--- BEGIN Stored records ---

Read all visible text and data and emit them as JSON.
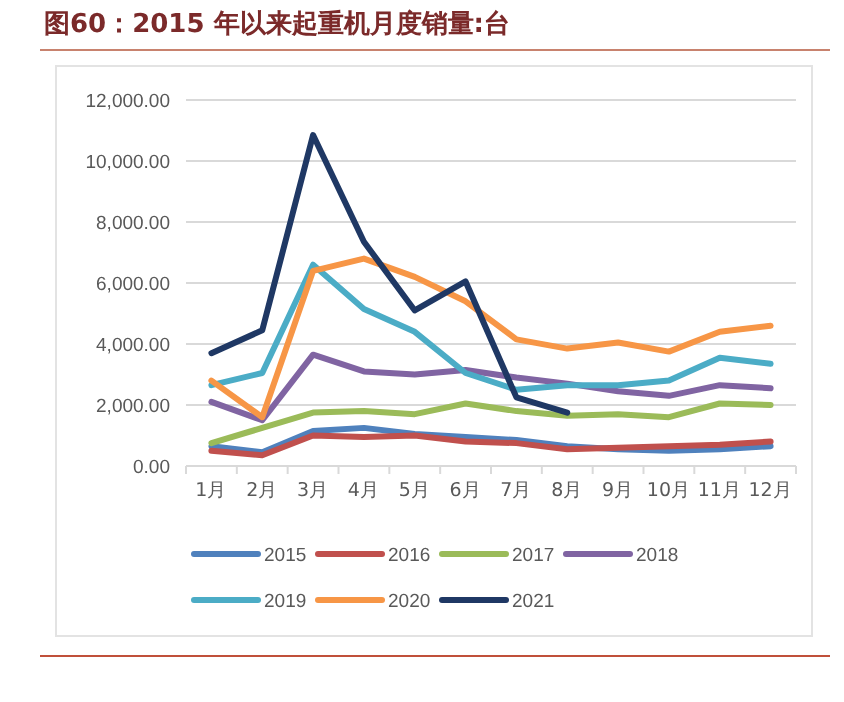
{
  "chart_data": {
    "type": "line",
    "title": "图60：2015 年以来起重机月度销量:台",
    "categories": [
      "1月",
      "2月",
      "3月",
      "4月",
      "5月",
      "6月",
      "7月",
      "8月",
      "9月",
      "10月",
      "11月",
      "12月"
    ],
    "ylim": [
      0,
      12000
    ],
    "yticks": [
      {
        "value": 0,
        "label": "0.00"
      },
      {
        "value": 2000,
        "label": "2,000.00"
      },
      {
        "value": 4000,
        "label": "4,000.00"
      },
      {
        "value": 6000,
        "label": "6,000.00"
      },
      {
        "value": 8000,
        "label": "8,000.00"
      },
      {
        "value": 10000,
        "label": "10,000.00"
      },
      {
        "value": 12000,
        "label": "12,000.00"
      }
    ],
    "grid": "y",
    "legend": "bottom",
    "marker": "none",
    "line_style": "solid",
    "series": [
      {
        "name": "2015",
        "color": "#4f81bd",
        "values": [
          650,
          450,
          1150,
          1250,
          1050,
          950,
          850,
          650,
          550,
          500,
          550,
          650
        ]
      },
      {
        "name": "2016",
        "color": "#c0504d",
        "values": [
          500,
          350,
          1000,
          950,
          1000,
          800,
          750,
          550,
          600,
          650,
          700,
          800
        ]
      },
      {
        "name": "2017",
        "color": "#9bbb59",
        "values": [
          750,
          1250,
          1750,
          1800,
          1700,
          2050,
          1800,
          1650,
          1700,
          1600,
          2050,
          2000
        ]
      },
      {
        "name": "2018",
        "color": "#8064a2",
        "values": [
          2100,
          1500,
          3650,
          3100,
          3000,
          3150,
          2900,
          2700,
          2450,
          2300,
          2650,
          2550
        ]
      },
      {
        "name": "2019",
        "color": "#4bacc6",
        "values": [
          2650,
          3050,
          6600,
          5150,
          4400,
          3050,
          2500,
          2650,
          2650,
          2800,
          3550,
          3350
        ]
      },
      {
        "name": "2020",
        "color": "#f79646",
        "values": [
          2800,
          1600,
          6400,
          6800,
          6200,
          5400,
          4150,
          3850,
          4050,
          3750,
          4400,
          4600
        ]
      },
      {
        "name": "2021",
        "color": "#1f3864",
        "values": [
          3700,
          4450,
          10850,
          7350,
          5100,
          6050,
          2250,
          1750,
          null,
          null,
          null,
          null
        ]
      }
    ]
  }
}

--- END Stored records ---

Requirements: Transcribe the records above exactly, omitting every picture they contain.

Written solution:
Read all visible text and data and emit them as JSON.
{
  "chart_data": {
    "type": "line",
    "title": "图60：2015 年以来起重机月度销量:台",
    "categories": [
      "1月",
      "2月",
      "3月",
      "4月",
      "5月",
      "6月",
      "7月",
      "8月",
      "9月",
      "10月",
      "11月",
      "12月"
    ],
    "ylim": [
      0,
      12000
    ],
    "yticks": [
      {
        "value": 0,
        "label": "0.00"
      },
      {
        "value": 2000,
        "label": "2,000.00"
      },
      {
        "value": 4000,
        "label": "4,000.00"
      },
      {
        "value": 6000,
        "label": "6,000.00"
      },
      {
        "value": 8000,
        "label": "8,000.00"
      },
      {
        "value": 10000,
        "label": "10,000.00"
      },
      {
        "value": 12000,
        "label": "12,000.00"
      }
    ],
    "grid": "y",
    "legend": "bottom",
    "marker": "none",
    "line_style": "solid",
    "series": [
      {
        "name": "2015",
        "color": "#4f81bd",
        "values": [
          650,
          450,
          1150,
          1250,
          1050,
          950,
          850,
          650,
          550,
          500,
          550,
          650
        ]
      },
      {
        "name": "2016",
        "color": "#c0504d",
        "values": [
          500,
          350,
          1000,
          950,
          1000,
          800,
          750,
          550,
          600,
          650,
          700,
          800
        ]
      },
      {
        "name": "2017",
        "color": "#9bbb59",
        "values": [
          750,
          1250,
          1750,
          1800,
          1700,
          2050,
          1800,
          1650,
          1700,
          1600,
          2050,
          2000
        ]
      },
      {
        "name": "2018",
        "color": "#8064a2",
        "values": [
          2100,
          1500,
          3650,
          3100,
          3000,
          3150,
          2900,
          2700,
          2450,
          2300,
          2650,
          2550
        ]
      },
      {
        "name": "2019",
        "color": "#4bacc6",
        "values": [
          2650,
          3050,
          6600,
          5150,
          4400,
          3050,
          2500,
          2650,
          2650,
          2800,
          3550,
          3350
        ]
      },
      {
        "name": "2020",
        "color": "#f79646",
        "values": [
          2800,
          1600,
          6400,
          6800,
          6200,
          5400,
          4150,
          3850,
          4050,
          3750,
          4400,
          4600
        ]
      },
      {
        "name": "2021",
        "color": "#1f3864",
        "values": [
          3700,
          4450,
          10850,
          7350,
          5100,
          6050,
          2250,
          1750,
          null,
          null,
          null,
          null
        ]
      }
    ]
  }
}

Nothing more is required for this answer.